Source extract

*** Block opens ***

CoQA is a large-scale dataset for building Conversational Question Answering systems. The CoQA challenge measures the ability of machines to understand a text passage and answer a series of interconnected questions that appear in a conversation.
CoQA contains 127k questions with answers, obtained from 8k conversations about text passages from seven diverse domains. The questions are conversational and the answers are free-form text with their corresponding evidence highlighted in the passage.
The paper CoQA: A Conversational Question Answering Challenge is on arXiv.
Yale University, September 24.
Spider is a large-scale complex and cross-domain semantic parsing and text-to-SQL dataset annotated by 11 Yale students. The goal of the Spider challenge is to develop natural language interfaces to cross-domain databases.
Spider consists of 10,181 questions and 5,693 unique complex SQL queries on 200 databases with multiple tables covering 138 different domains. In Spider 1.0, different complex SQL queries and databases appear in train and test sets.
The paper Spider: A Large-Scale Human-Labeled Dataset for Complex and Cross-Domain Semantic Parsing and Text-to-SQL Task is on arXiv.
Carnegie Mellon, Stanford University, and the Montreal Institute of Learning Algorithms released the dataset September 25.
HotpotQA is a question answering dataset featuring natural, multi-hop questions, with strong supervision for supporting facts to enable more explainable question answering systems. The dataset is composed of 113,000 QA pairs based on Wikipedia, one of the world’s largest and most reliable general reference websites.

*** Block closes ***

Dataset

*** Block opens ***

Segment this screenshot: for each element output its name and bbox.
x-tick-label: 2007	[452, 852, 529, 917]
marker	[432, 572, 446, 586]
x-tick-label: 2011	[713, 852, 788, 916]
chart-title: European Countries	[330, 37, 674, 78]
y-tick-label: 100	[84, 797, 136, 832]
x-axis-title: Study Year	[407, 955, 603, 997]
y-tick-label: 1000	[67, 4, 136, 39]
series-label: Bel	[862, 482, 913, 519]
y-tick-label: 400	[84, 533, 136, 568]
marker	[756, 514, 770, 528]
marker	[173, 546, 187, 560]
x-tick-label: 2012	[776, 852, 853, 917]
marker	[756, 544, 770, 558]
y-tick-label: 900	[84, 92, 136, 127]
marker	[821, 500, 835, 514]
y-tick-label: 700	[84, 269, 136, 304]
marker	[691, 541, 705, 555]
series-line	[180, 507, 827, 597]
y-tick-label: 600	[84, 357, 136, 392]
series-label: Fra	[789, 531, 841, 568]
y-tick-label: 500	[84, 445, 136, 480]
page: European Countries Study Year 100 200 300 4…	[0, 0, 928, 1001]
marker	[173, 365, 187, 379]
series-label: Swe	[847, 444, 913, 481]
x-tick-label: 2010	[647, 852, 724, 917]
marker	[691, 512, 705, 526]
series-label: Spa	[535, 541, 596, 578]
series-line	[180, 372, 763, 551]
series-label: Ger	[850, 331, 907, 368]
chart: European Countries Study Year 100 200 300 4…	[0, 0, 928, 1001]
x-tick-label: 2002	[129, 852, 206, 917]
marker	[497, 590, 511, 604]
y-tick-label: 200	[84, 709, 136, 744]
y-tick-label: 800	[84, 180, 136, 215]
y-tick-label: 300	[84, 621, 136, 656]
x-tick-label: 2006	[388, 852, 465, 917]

*** Block closes ***

Exercises
A – In the dataset overview, how many Yale students annotated Spider?
B – Write the next part of the dataset overview, starting after its final sentence.
The material has no role in this work.

Responses per task
A – 11

B –
The paper HotspotQAA Dataset for Diverse, Explainable Multi-hop Question Answering is on arXiv.
Tencent ML — Images
Tencent AI Lab released the dataset on October 18
Tencent ML — Images is the largest open-source multi-label image dataset, including 17,609,752 training and 88,739 validation image URLs which are annotated with up to 11,166 categories; and a Resnet-101 model pre-trained on ML-Images which achieves the top-1 accuracy of 80.73 percent on ImageNet via transfer learning.
More information on Tencent ML — Images can be found at GitHub.
Tencent AI Lab Embedding Corpus for Chinese Words and Phrases
The Tencent AI Lab dataset was open-sourced October 19
The dataset aims to provide large-scale and high-quality support for deep learning-based Chinese language NLP research in both academic and industrial applications. The corpus provides 200-dimension vector representations, a.k.a. embeddings, for over 8 million Chinese words and phrases, which are pre-trained on large-scale, high-quality data. These vectors, capturing semantic meanings for Chinese words and phrases, can be widely applied in many downstream Chinese processing tasks (e.g., named entity recognition and text classification) and in further research.
The paper Directional Skip-Gram: Explicitly Distinguishing Left and Right Context for Word Embeddings is here.
The NYU School of Medicine and Facebook AI Research released the largest-ever open-source MRI dataset to speed up MRIs on November 26.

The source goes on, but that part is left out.